## BEGIN
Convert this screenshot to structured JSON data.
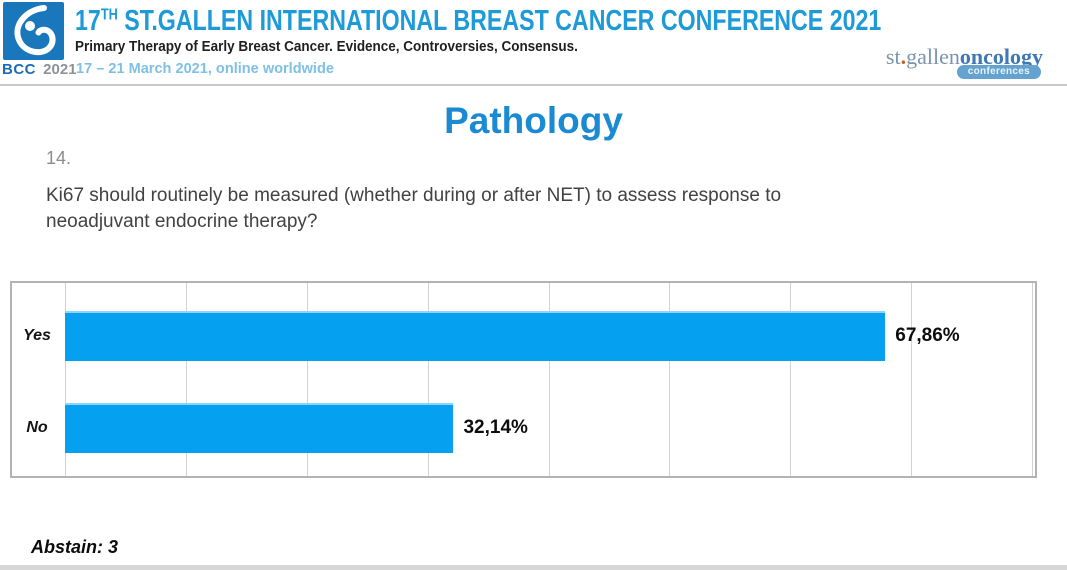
{
  "header": {
    "logo": {
      "badge_text": "BCC",
      "badge_year": "2021"
    },
    "title_num": "17",
    "title_sup": "TH",
    "title_rest": " ST.GALLEN INTERNATIONAL BREAST CANCER CONFERENCE 2021",
    "subtitle": "Primary Therapy of Early Breast Cancer. Evidence, Controversies, Consensus.",
    "date_line": "17 – 21 March 2021, online worldwide",
    "right_logo": {
      "part1": "st",
      "dot": ".",
      "part2": "gallen",
      "part3": "oncology",
      "badge": "conferences"
    }
  },
  "main": {
    "section_title": "Pathology",
    "question_number": "14.",
    "question_lines": [
      "Ki67 should routinely be measured (whether during or after NET) to assess response to",
      "neoadjuvant endocrine therapy?"
    ],
    "abstain_label": "Abstain: 3"
  },
  "chart_data": {
    "type": "bar",
    "orientation": "horizontal",
    "categories": [
      "Yes",
      "No"
    ],
    "values": [
      67.86,
      32.14
    ],
    "value_labels": [
      "67,86%",
      "32,14%"
    ],
    "xlim": [
      0,
      80
    ],
    "gridline_step": 10,
    "grid": true,
    "legend": "none",
    "bar_color": "#05a0f0",
    "bar_highlight_color": "#8ed5f7"
  },
  "colors": {
    "conference_title_blue": "#1d9ad7",
    "section_title_blue": "#1a8ad3",
    "date_light_blue": "#7ec1e4",
    "bcc_logo_blue": "#1b77bb",
    "bar_blue": "#05a0f0",
    "gridline_gray": "#d2d2d2",
    "chart_border_gray": "#b3b3b3"
  }
}
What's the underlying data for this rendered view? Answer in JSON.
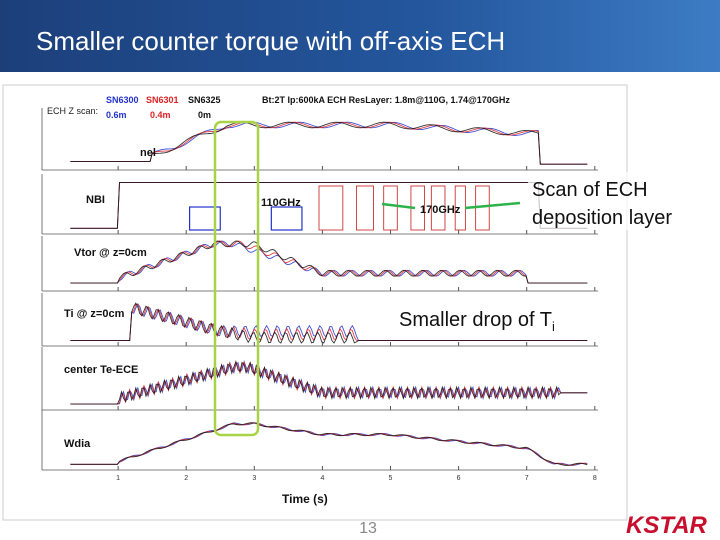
{
  "header": {
    "title": "Smaller counter torque with off-axis ECH"
  },
  "plot": {
    "scan_label": "ECH Z scan:",
    "shots": [
      {
        "name": "SN6300",
        "position": "0.6m"
      },
      {
        "name": "SN6301",
        "position": "0.4m"
      },
      {
        "name": "SN6325",
        "position": "0m"
      }
    ],
    "conditions": "Bt:2T  Ip:600kA  ECH ResLayer: 1.8m@110G, 1.74@170GHz",
    "panel_labels": [
      "nel",
      "NBI",
      "Vtor @ z=0cm",
      "Ti @ z=0cm",
      "center Te-ECE",
      "Wdia"
    ],
    "ech_labels": [
      "110GHz",
      "170GHz"
    ],
    "x_ticks": [
      "1",
      "2",
      "3",
      "4",
      "5",
      "6",
      "7",
      "8"
    ],
    "x_label": "Time (s)"
  },
  "annotations": {
    "ech_scan": [
      "Scan of ECH",
      "deposition layer"
    ],
    "ti_drop": {
      "text": "Smaller drop of T",
      "subscript": "i"
    }
  },
  "footer": {
    "page_number": "13",
    "logo": "KSTAR"
  }
}
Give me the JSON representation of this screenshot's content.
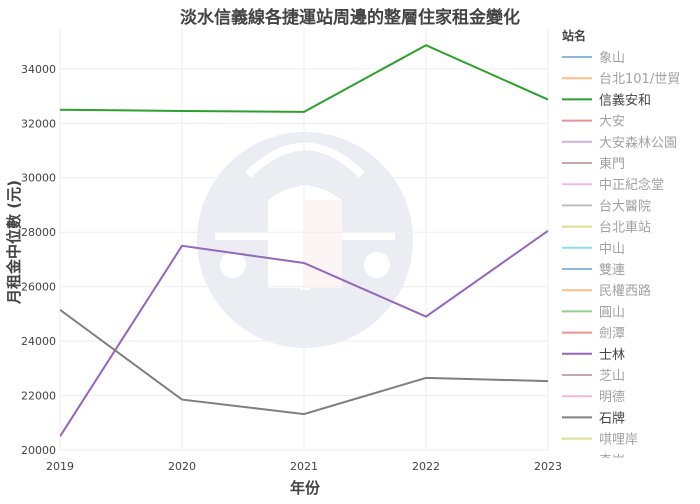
{
  "chart_data": {
    "type": "line",
    "title": "淡水信義線各捷運站周邊的整層住家租金變化",
    "xlabel": "年份",
    "ylabel": "月租金中位數 (元)",
    "x": [
      "2019",
      "2020",
      "2021",
      "2022",
      "2023"
    ],
    "yticks": [
      "20000",
      "22000",
      "24000",
      "26000",
      "28000",
      "30000",
      "32000",
      "34000"
    ],
    "ylim": [
      20000,
      35500
    ],
    "grid": true,
    "legend_title": "站名",
    "legend_placement": "right",
    "series": [
      {
        "name": "象山",
        "color": "#1f77b4",
        "active": false
      },
      {
        "name": "台北101/世貿",
        "color": "#ff7f0e",
        "active": false
      },
      {
        "name": "信義安和",
        "color": "#2ca02c",
        "active": true,
        "values": [
          32500,
          32450,
          32420,
          34870,
          32870
        ]
      },
      {
        "name": "大安",
        "color": "#d62728",
        "active": false
      },
      {
        "name": "大安森林公園",
        "color": "#9467bd",
        "active": false
      },
      {
        "name": "東門",
        "color": "#8c564b",
        "active": false
      },
      {
        "name": "中正紀念堂",
        "color": "#e377c2",
        "active": false
      },
      {
        "name": "台大醫院",
        "color": "#7f7f7f",
        "active": false
      },
      {
        "name": "台北車站",
        "color": "#bcbd22",
        "active": false
      },
      {
        "name": "中山",
        "color": "#17becf",
        "active": false
      },
      {
        "name": "雙連",
        "color": "#1f77b4",
        "active": false
      },
      {
        "name": "民權西路",
        "color": "#ff7f0e",
        "active": false
      },
      {
        "name": "圓山",
        "color": "#2ca02c",
        "active": false
      },
      {
        "name": "劍潭",
        "color": "#d62728",
        "active": false
      },
      {
        "name": "士林",
        "color": "#9467bd",
        "active": true,
        "values": [
          20500,
          27500,
          26870,
          24900,
          28050
        ]
      },
      {
        "name": "芝山",
        "color": "#8c564b",
        "active": false
      },
      {
        "name": "明德",
        "color": "#e377c2",
        "active": false
      },
      {
        "name": "石牌",
        "color": "#7f7f7f",
        "active": true,
        "values": [
          25150,
          21850,
          21320,
          22650,
          22530
        ]
      },
      {
        "name": "唭哩岸",
        "color": "#bcbd22",
        "active": false
      },
      {
        "name": "奇岩",
        "color": "#17becf",
        "active": false
      }
    ]
  }
}
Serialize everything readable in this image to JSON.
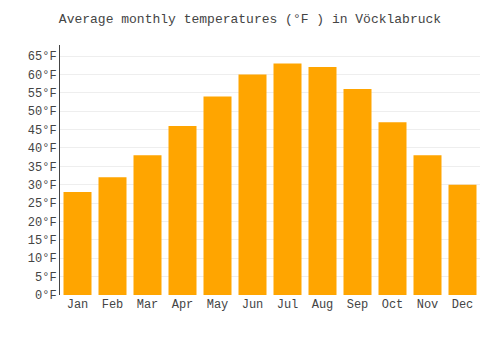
{
  "chart_data": {
    "type": "bar",
    "title": "Average monthly temperatures (°F ) in Vöcklabruck",
    "categories": [
      "Jan",
      "Feb",
      "Mar",
      "Apr",
      "May",
      "Jun",
      "Jul",
      "Aug",
      "Sep",
      "Oct",
      "Nov",
      "Dec"
    ],
    "values": [
      28,
      32,
      38,
      46,
      54,
      60,
      63,
      62,
      56,
      47,
      38,
      30
    ],
    "color": "#FFA500",
    "ylim": [
      0,
      68
    ],
    "yticks": [
      {
        "value": 0,
        "label": "0°F"
      },
      {
        "value": 5,
        "label": "5°F"
      },
      {
        "value": 10,
        "label": "10°F"
      },
      {
        "value": 15,
        "label": "15°F"
      },
      {
        "value": 20,
        "label": "20°F"
      },
      {
        "value": 25,
        "label": "25°F"
      },
      {
        "value": 30,
        "label": "30°F"
      },
      {
        "value": 35,
        "label": "35°F"
      },
      {
        "value": 40,
        "label": "40°F"
      },
      {
        "value": 45,
        "label": "45°F"
      },
      {
        "value": 50,
        "label": "50°F"
      },
      {
        "value": 55,
        "label": "55°F"
      },
      {
        "value": 60,
        "label": "60°F"
      },
      {
        "value": 65,
        "label": "65°F"
      }
    ],
    "grid": true
  }
}
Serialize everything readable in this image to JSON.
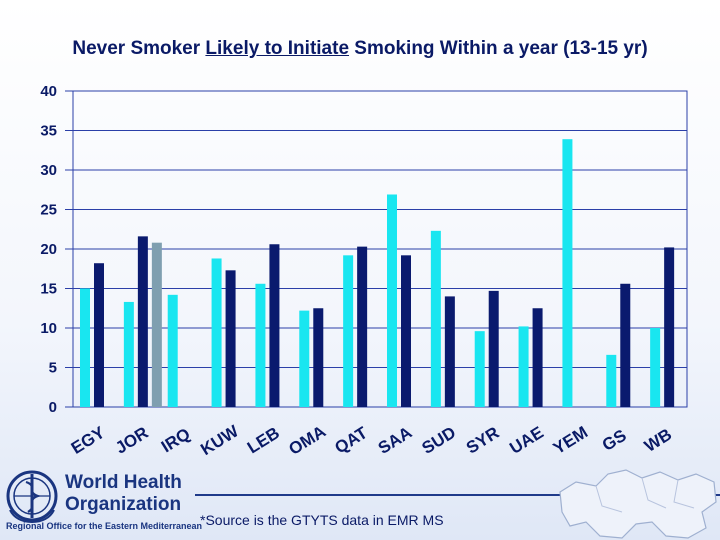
{
  "title": {
    "before": "Never Smoker ",
    "underlined": "Likely to Initiate",
    "after": " Smoking Within a year (13-15 yr)"
  },
  "source_note": "*Source is the GTYTS data in EMR MS",
  "logo": {
    "line1": "World Health",
    "line2": "Organization",
    "sub": "Regional Office for the Eastern Mediterranean"
  },
  "colors": {
    "bar_cyan": "#19e6f0",
    "bar_navy": "#0a1a6e",
    "bar_grey": "#7f9fb0",
    "grid": "#2b3fa8",
    "axis_text": "#0a1a66"
  },
  "chart_data": {
    "type": "bar",
    "ylim": [
      0,
      40
    ],
    "yticks": [
      0,
      5,
      10,
      15,
      20,
      25,
      30,
      35,
      40
    ],
    "grid": true,
    "categories": [
      "EGY",
      "JOR",
      "IRQ",
      "KUW",
      "LEB",
      "OMA",
      "QAT",
      "SAA",
      "SUD",
      "SYR",
      "UAE",
      "YEM",
      "GS",
      "WB"
    ],
    "series": [
      {
        "color": "#19e6f0",
        "values": [
          15,
          13.3,
          14.2,
          18.8,
          15.6,
          12.2,
          19.2,
          26.9,
          22.3,
          9.6,
          10.2,
          33.9,
          6.6,
          10
        ]
      },
      {
        "color": "#0a1a6e",
        "values": [
          18.2,
          21.6,
          null,
          17.3,
          20.6,
          12.5,
          20.3,
          19.2,
          14,
          14.7,
          12.5,
          null,
          15.6,
          20.2
        ]
      },
      {
        "color": "#7f9fb0",
        "values": [
          null,
          20.8,
          null,
          null,
          null,
          null,
          null,
          null,
          null,
          null,
          null,
          null,
          null,
          null
        ]
      }
    ]
  }
}
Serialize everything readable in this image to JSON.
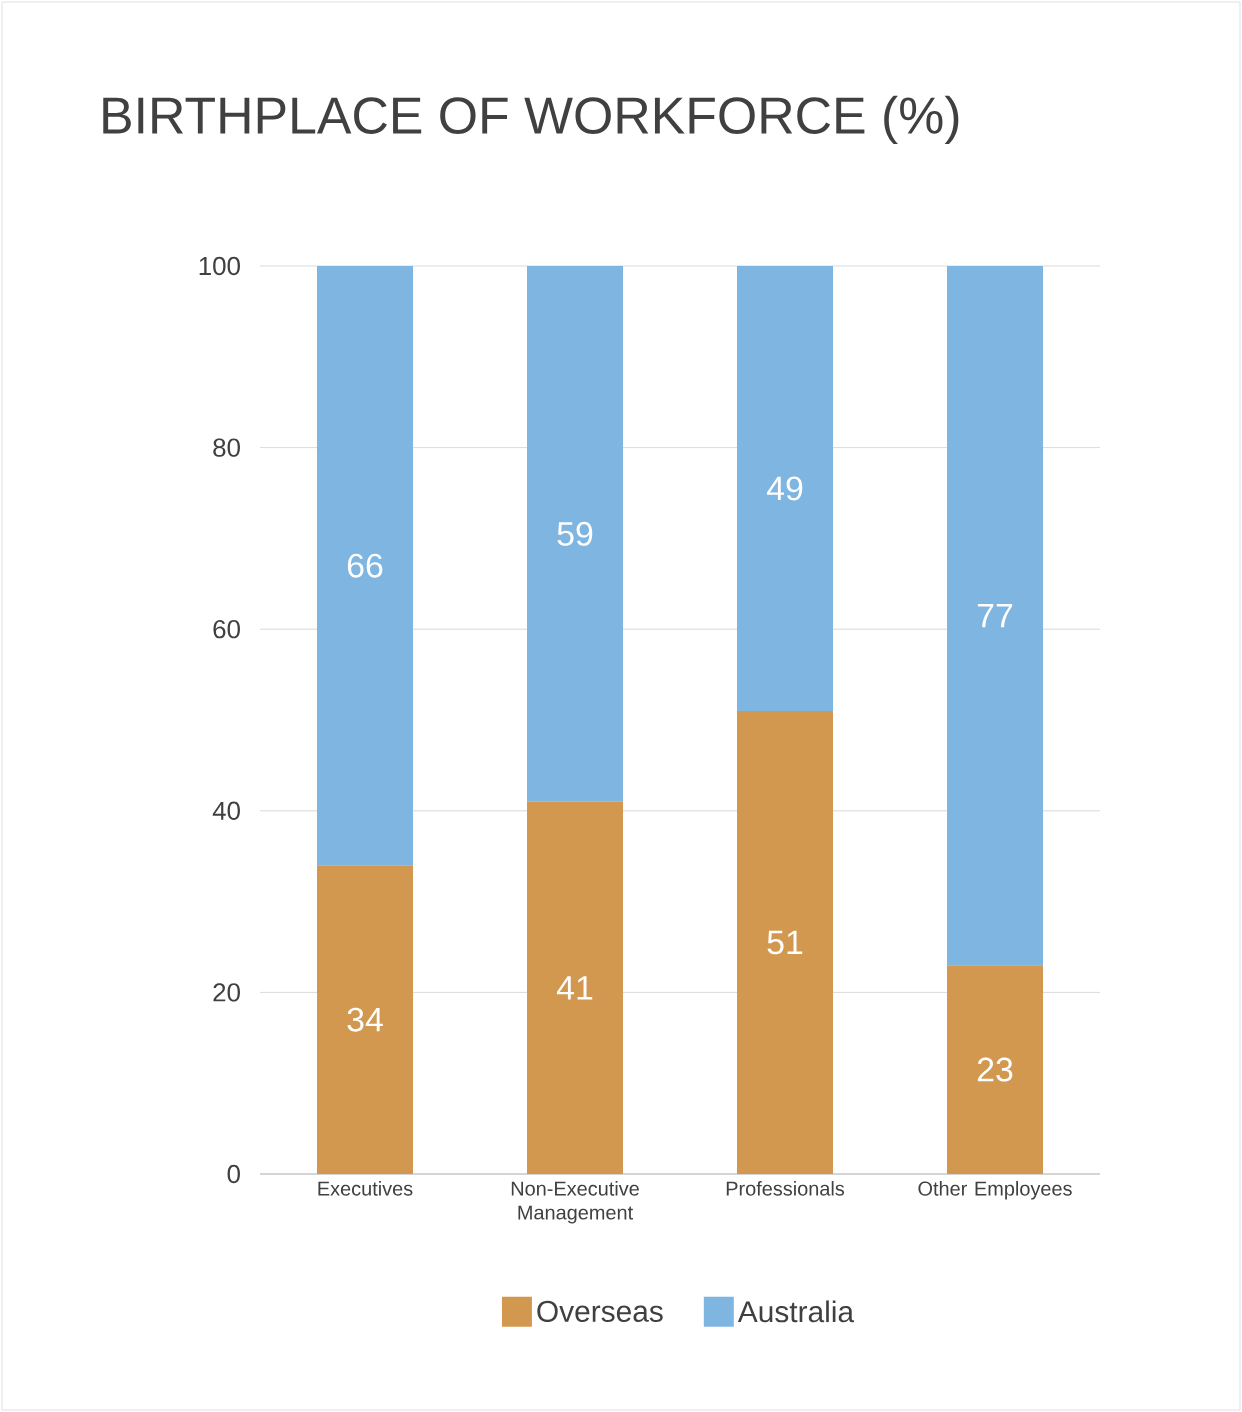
{
  "chart_data": {
    "type": "bar",
    "title": "BIRTHPLACE OF WORKFORCE (%)",
    "categories": [
      "Executives",
      "Non-Executive Management",
      "Professionals",
      "Other Employees"
    ],
    "series": [
      {
        "name": "Overseas",
        "color": "#d3984f",
        "values": [
          34,
          41,
          51,
          23
        ]
      },
      {
        "name": "Australia",
        "color": "#7fb5e1",
        "values": [
          66,
          59,
          49,
          77
        ]
      }
    ],
    "stacked": true,
    "ylim": [
      0,
      100
    ],
    "yticks": [
      0,
      20,
      40,
      60,
      80,
      100
    ],
    "grid": "y",
    "legend": "bottom",
    "data_labels": true
  }
}
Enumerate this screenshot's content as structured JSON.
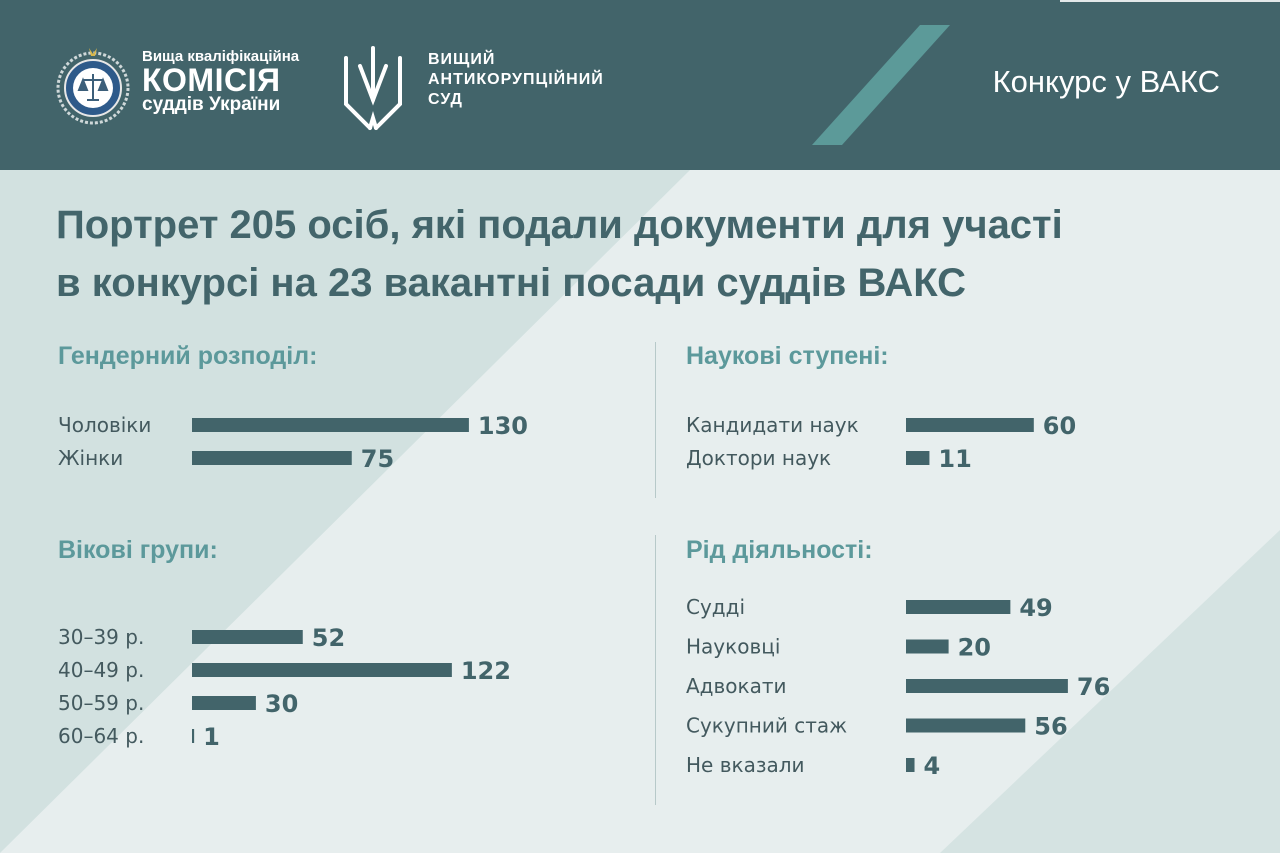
{
  "header": {
    "org1_line1": "Вища кваліфікаційна",
    "org1_line2": "КОМІСІЯ",
    "org1_line3": "суддів України",
    "org2_line1": "ВИЩИЙ",
    "org2_line2": "АНТИКОРУПЦІЙНИЙ",
    "org2_line3": "СУД",
    "contest": "Конкурс у ВАКС"
  },
  "title_line1": "Портрет 205 осіб, які подали документи для участі",
  "title_line2": "в конкурсі на 23 вакантні посади суддів ВАКС",
  "colors": {
    "header": "#42646a",
    "accent": "#5c9a99",
    "bar": "#42646a",
    "section_title": "#5c999b"
  },
  "chart_data": [
    {
      "type": "bar",
      "orientation": "horizontal",
      "title": "Гендерний розподіл:",
      "categories": [
        "Чоловіки",
        "Жінки"
      ],
      "values": [
        130,
        75
      ]
    },
    {
      "type": "bar",
      "orientation": "horizontal",
      "title": "Вікові групи:",
      "categories": [
        "30–39 р.",
        "40–49 р.",
        "50–59 р.",
        "60–64 р."
      ],
      "values": [
        52,
        122,
        30,
        1
      ]
    },
    {
      "type": "bar",
      "orientation": "horizontal",
      "title": "Наукові ступені:",
      "categories": [
        "Кандидати наук",
        "Доктори наук"
      ],
      "values": [
        60,
        11
      ]
    },
    {
      "type": "bar",
      "orientation": "horizontal",
      "title": "Рід діяльності:",
      "categories": [
        "Судді",
        "Науковці",
        "Адвокати",
        "Сукупний стаж",
        "Не вказали"
      ],
      "values": [
        49,
        20,
        76,
        56,
        4
      ]
    }
  ]
}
## END
## Objective:
Show every line in the entries where the string "Smaller" occurs.

## Problem solution:
    "title": "Smaller counter torque with off-axis ECH"
      "text": "Smaller drop of T",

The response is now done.